### DIRECTIONS
Swap "sink" for "basin" in everything from the line containing "balcony-chair [834, 664, 845, 675]" down to the line containing "balcony-chair [784, 186, 794, 196]", both included, and write out only those lines with nothing else changed.

[Dataset rows]
-- BEGIN --

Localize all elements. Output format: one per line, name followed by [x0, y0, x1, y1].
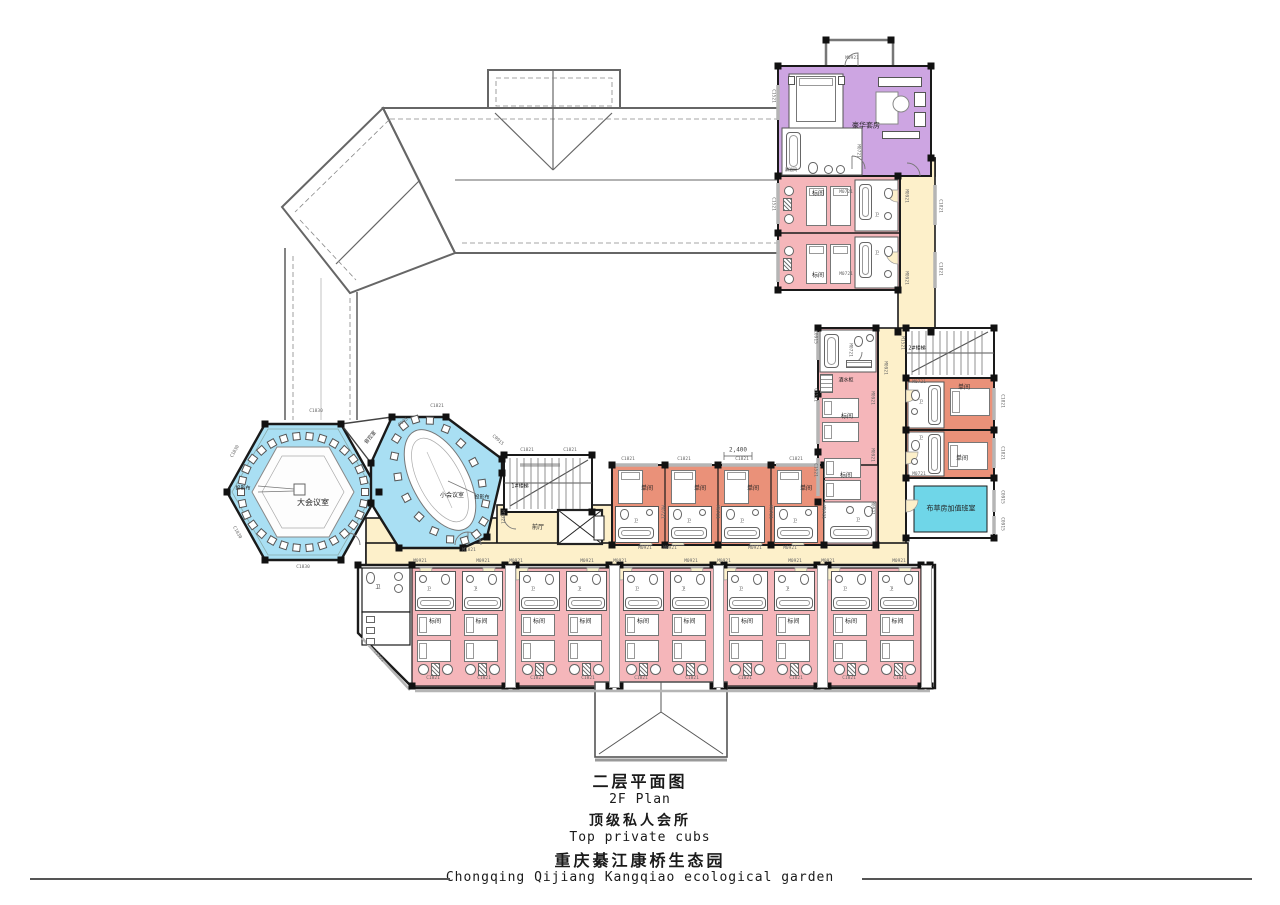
balcony-chair [834, 664, 845, 675]
sink [911, 408, 918, 415]
room-label: 卫 [740, 519, 744, 523]
door-window-code: M0721 [912, 381, 926, 386]
sink [466, 575, 474, 583]
toilet [726, 509, 735, 520]
counter [846, 360, 872, 368]
balcony-table [783, 258, 792, 271]
sink [570, 575, 578, 583]
room-label: 1#楼梯 [511, 485, 528, 490]
pair-wall [921, 565, 932, 688]
bed [464, 640, 498, 662]
wine-cabinet [820, 374, 833, 393]
bed [822, 422, 859, 442]
balcony-table [478, 663, 487, 676]
door-window-code: M0921 [788, 560, 802, 565]
room-label: 卫 [578, 587, 582, 591]
bathtub [776, 597, 813, 609]
balcony-chair [784, 186, 794, 196]
door-window-code: M0921 [783, 547, 797, 552]
door-window-code: C1821 [520, 449, 534, 454]
bed [568, 640, 602, 662]
room-label: 卫 [634, 519, 638, 523]
balcony-chair [442, 664, 453, 675]
room-label: 卫 [474, 587, 478, 591]
balcony-table [894, 663, 903, 676]
toilet [779, 509, 788, 520]
door-window-code: C1821 [677, 458, 691, 463]
room-label: 标间 [845, 619, 857, 625]
door-window-code: M0921 [869, 391, 874, 405]
sink [731, 575, 739, 583]
door-window-code: C1821 [842, 677, 856, 682]
sink [394, 572, 403, 581]
bed [824, 480, 861, 500]
urinal [366, 638, 375, 645]
entrance-porch-roof [595, 682, 727, 760]
bed [618, 470, 643, 504]
door-window-code: M1821 [462, 549, 476, 554]
door-window-code: M0921 [638, 547, 652, 552]
room-label: 小会议室 [440, 493, 464, 499]
room-label: 酒水柜 [838, 379, 853, 384]
sink [523, 575, 531, 583]
door-window-code: C1521 [770, 89, 775, 103]
balcony-table [431, 663, 440, 676]
door-window-code: M0721 [839, 191, 853, 196]
urinal [366, 627, 375, 634]
toilet [592, 574, 601, 585]
bed [777, 470, 802, 504]
balcony-table [535, 663, 544, 676]
balcony-chair [626, 664, 637, 675]
balcony-chair [569, 664, 580, 675]
room-label: 卫 [739, 587, 743, 591]
room-label: 标间 [533, 619, 545, 625]
door-window-code: C1830 [296, 566, 310, 571]
room-label: 卫 [427, 587, 431, 591]
balcony-chair [697, 664, 708, 675]
door-window-code: C1821 [789, 677, 803, 682]
door-window-code: C1821 [530, 677, 544, 682]
balcony-chair [522, 664, 533, 675]
suite-sink [824, 165, 833, 174]
toilet [545, 574, 554, 585]
room-label: 卫 [856, 518, 860, 522]
sink [835, 575, 843, 583]
bed [776, 640, 810, 662]
balcony-chair [801, 664, 812, 675]
bed [729, 640, 763, 662]
door-window-code: C1821 [893, 677, 907, 682]
room-label: 标间 [812, 191, 824, 197]
door-window-code: C1821 [477, 677, 491, 682]
balcony-chair [489, 664, 500, 675]
balcony-table [847, 663, 856, 676]
bathtub [830, 526, 872, 539]
door-window-code: M0921 [903, 189, 908, 203]
suite-armchair [914, 112, 926, 127]
sink [752, 509, 759, 516]
toilet [884, 246, 893, 257]
project-name-zh: 重庆綦江康桥生态园 [0, 847, 1280, 871]
room-label: 卫 [375, 586, 380, 591]
sink [627, 575, 635, 583]
balcony-table [783, 198, 792, 211]
sink [674, 575, 682, 583]
bed [880, 640, 914, 662]
balcony-chair [465, 664, 476, 675]
dimension-label: 2,400 [729, 447, 747, 454]
bathtub [618, 527, 654, 539]
bathtub [859, 184, 872, 220]
sink [911, 458, 918, 465]
door-window-code: M0921 [748, 547, 762, 552]
bathtub [671, 527, 707, 539]
door-window-code: C1821 [634, 677, 648, 682]
room-label: 卫 [531, 587, 535, 591]
door-window-code: C1830 [309, 410, 323, 415]
nightstand [788, 76, 795, 85]
balcony-chair [858, 664, 869, 675]
toilet [441, 574, 450, 585]
roof-plan [282, 70, 785, 420]
toilet [911, 440, 920, 451]
toilet [620, 509, 629, 520]
door-window-code: M0721 [659, 505, 664, 519]
room-label: 卫 [786, 587, 790, 591]
room-label: 标间 [429, 619, 441, 625]
balcony-chair [673, 664, 684, 675]
bathtub [672, 597, 709, 609]
door-window-code: M0921 [717, 560, 731, 565]
sink [778, 575, 786, 583]
room-label: 单间 [800, 486, 812, 492]
room-label: 标间 [787, 619, 799, 625]
sink [394, 584, 403, 593]
bathtub [464, 597, 501, 609]
bathtub [521, 597, 558, 609]
sink [884, 212, 892, 220]
bathtub [724, 527, 760, 539]
door-window-code: M0921 [413, 560, 427, 565]
toilet [649, 574, 658, 585]
door-window-code: M0921 [580, 560, 594, 565]
door-window-code: M0921 [892, 560, 906, 565]
bed [672, 640, 706, 662]
door-window-code: M0721 [847, 343, 852, 357]
room-label: 卫 [843, 587, 847, 591]
sink [699, 509, 706, 516]
door-window-code: C1821 [937, 262, 942, 276]
title-rule-left [30, 878, 450, 880]
sink [882, 575, 890, 583]
door-window-code: C1821 [621, 458, 635, 463]
toilet [800, 574, 809, 585]
bathtub [928, 385, 941, 425]
room-label: 标间 [891, 619, 903, 625]
door-window-code: C0915 [999, 517, 1004, 531]
bed [833, 640, 867, 662]
door-window-code: C1821 [563, 449, 577, 454]
door-window-code: M0721 [767, 505, 772, 519]
room-label: 单间 [694, 486, 706, 492]
bed [671, 470, 696, 504]
bed [625, 640, 659, 662]
suite-bathtub [786, 132, 801, 170]
suite-sofa [878, 77, 922, 87]
balcony-chair [754, 664, 765, 675]
door-window-code: C1821 [735, 458, 749, 463]
door-window-code: M0921 [509, 560, 523, 565]
subtitle-en: Top private cubs [0, 830, 1280, 845]
title-rule-right [862, 878, 1252, 880]
bathtub [824, 334, 839, 368]
plan-title-zh: 二层平面图 [0, 768, 1280, 792]
door-window-code: C1521 [770, 197, 775, 211]
door-window-code: M0921 [476, 560, 490, 565]
balcony-table [582, 663, 591, 676]
balcony-chair [546, 664, 557, 675]
suite-armchair [914, 92, 926, 107]
room-label: 标间 [840, 473, 852, 479]
toilet [366, 572, 375, 584]
sink [846, 506, 854, 514]
balcony-chair [784, 246, 794, 256]
door-window-code: M0921 [869, 501, 874, 515]
door-window-code: C1821 [999, 446, 1004, 460]
pair-wall [713, 565, 724, 688]
room-label: 卫 [793, 519, 797, 523]
door-window-code: C1521 [812, 463, 817, 477]
bed [830, 244, 851, 284]
room-label: 布草房加值班室 [927, 506, 976, 513]
door-window-code: C1821 [430, 405, 444, 410]
door-window-code: M0721 [855, 144, 860, 158]
room-label: 标间 [683, 619, 695, 625]
balcony-chair [881, 664, 892, 675]
sink [805, 509, 812, 516]
sink [866, 334, 874, 342]
room-label: 单间 [958, 385, 970, 391]
bathtub [880, 597, 917, 609]
room-label: 卫 [875, 213, 879, 217]
room-label: 标间 [812, 273, 824, 279]
bathtub [417, 597, 454, 609]
urinal [366, 616, 375, 623]
room-label: 投影布 [235, 487, 250, 492]
suite-bed [796, 76, 836, 122]
room-label: 卫 [635, 587, 639, 591]
door-window-code: M0721 [820, 505, 825, 519]
bathtub [928, 434, 941, 474]
bathtub [625, 597, 662, 609]
room-label: 标间 [637, 619, 649, 625]
door-window-code: C0915 [999, 490, 1004, 504]
room-label: 单间 [641, 486, 653, 492]
door-window-code: M0921 [663, 547, 677, 552]
door-window-code: M0921 [821, 560, 835, 565]
sink [646, 509, 653, 516]
door-window-code: M1521 [499, 510, 504, 524]
door-window-code: C1821 [426, 677, 440, 682]
door-window-code: M0721 [839, 273, 853, 278]
door-window-code: M0921 [882, 361, 887, 375]
bed [417, 640, 451, 662]
plan-title-en: 2F Plan [0, 792, 1280, 807]
room-label: 投影布 [474, 496, 489, 501]
room-label: 淋浴间 [785, 168, 797, 172]
room-label: 标间 [579, 619, 591, 625]
toilet [488, 574, 497, 585]
door-window-code: C1821 [581, 677, 595, 682]
balcony-chair [777, 664, 788, 675]
balcony-chair [730, 664, 741, 675]
room-label: 2#楼梯 [908, 347, 925, 352]
toilet [753, 574, 762, 585]
sink [884, 270, 892, 278]
balcony-chair [418, 664, 429, 675]
balcony-table [686, 663, 695, 676]
elevator [558, 510, 604, 544]
room-label: 卫 [682, 587, 686, 591]
room-label: 卫 [687, 519, 691, 523]
toilet [904, 574, 913, 585]
balcony-table [639, 663, 648, 676]
room-label: 单间 [956, 456, 968, 462]
door-window-code: M0721 [912, 473, 926, 478]
balcony-chair [784, 214, 794, 224]
toilet [696, 574, 705, 585]
door-window-code: C1821 [937, 199, 942, 213]
room-label: 卫 [919, 436, 923, 440]
balcony-table [743, 663, 752, 676]
door-window-code: C1821 [738, 677, 752, 682]
door-window-code: M0921 [845, 57, 859, 62]
room-label: 单间 [747, 486, 759, 492]
door-window-code: M0921 [903, 271, 908, 285]
door-window-code: M0721 [714, 505, 719, 519]
door-window-code: C1821 [999, 394, 1004, 408]
door-window-code: C0915 [812, 330, 817, 344]
door-window-code: M0921 [869, 448, 874, 462]
toilet [673, 509, 682, 520]
room-label: 标间 [741, 619, 753, 625]
room-label: 大会议室 [297, 499, 329, 507]
bathtub [777, 527, 813, 539]
toilet [857, 574, 866, 585]
subtitle-zh: 顶级私人会所 [0, 810, 1280, 830]
balcony-chair [905, 664, 916, 675]
bathtub [568, 597, 605, 609]
bathtub [729, 597, 766, 609]
pair-wall [505, 565, 516, 688]
suite-toilet [808, 162, 818, 174]
door-window-code: M0921 [613, 560, 627, 565]
door-window-code: C1521 [812, 388, 817, 402]
balcony-chair [784, 274, 794, 284]
floor-plan-canvas: 豪华套房淋浴间标间标间酒水柜标间标间卫单间单间卫卫卫卫布草房加值班室2#楼梯1#… [0, 0, 1280, 905]
room-label: 卫 [875, 251, 879, 255]
pair-wall [609, 565, 620, 688]
door-window-code: C1821 [685, 677, 699, 682]
balcony-table [790, 663, 799, 676]
room-label: 标间 [841, 414, 853, 420]
nightstand [838, 76, 845, 85]
bed [724, 470, 749, 504]
pair-wall [817, 565, 828, 688]
door-window-code: C1821 [789, 458, 803, 463]
toilet [884, 188, 893, 199]
room-label: 卫 [919, 400, 923, 404]
balcony-chair [650, 664, 661, 675]
door-window-code: M1521 [899, 336, 904, 350]
sink [419, 575, 427, 583]
bathtub [859, 242, 872, 278]
room-label: 卫 [890, 587, 894, 591]
room-label: 豪华套房 [852, 123, 880, 130]
room-label: 标间 [475, 619, 487, 625]
suite-sink [836, 165, 845, 174]
bathtub [833, 597, 870, 609]
room-label: 前厅 [532, 525, 544, 531]
balcony-chair [593, 664, 604, 675]
door-window-code: M0921 [684, 560, 698, 565]
bed [521, 640, 555, 662]
toilet [854, 336, 863, 347]
bed [950, 388, 990, 416]
suite-cabinet [882, 131, 920, 139]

-- END --

### WRITTEN RESPONSE
balcony-chair [834, 664, 845, 675]
basin [911, 408, 918, 415]
room-label: 卫 [740, 519, 744, 523]
door-window-code: M0721 [912, 381, 926, 386]
basin [466, 575, 474, 583]
toilet [726, 509, 735, 520]
counter [846, 360, 872, 368]
balcony-table [783, 258, 792, 271]
basin [570, 575, 578, 583]
room-label: 1#楼梯 [511, 485, 528, 490]
pair-wall [921, 565, 932, 688]
bed [464, 640, 498, 662]
wine-cabinet [820, 374, 833, 393]
bed [822, 422, 859, 442]
balcony-table [478, 663, 487, 676]
door-window-code: M0921 [788, 560, 802, 565]
room-label: 卫 [578, 587, 582, 591]
bathtub [776, 597, 813, 609]
balcony-chair [784, 186, 794, 196]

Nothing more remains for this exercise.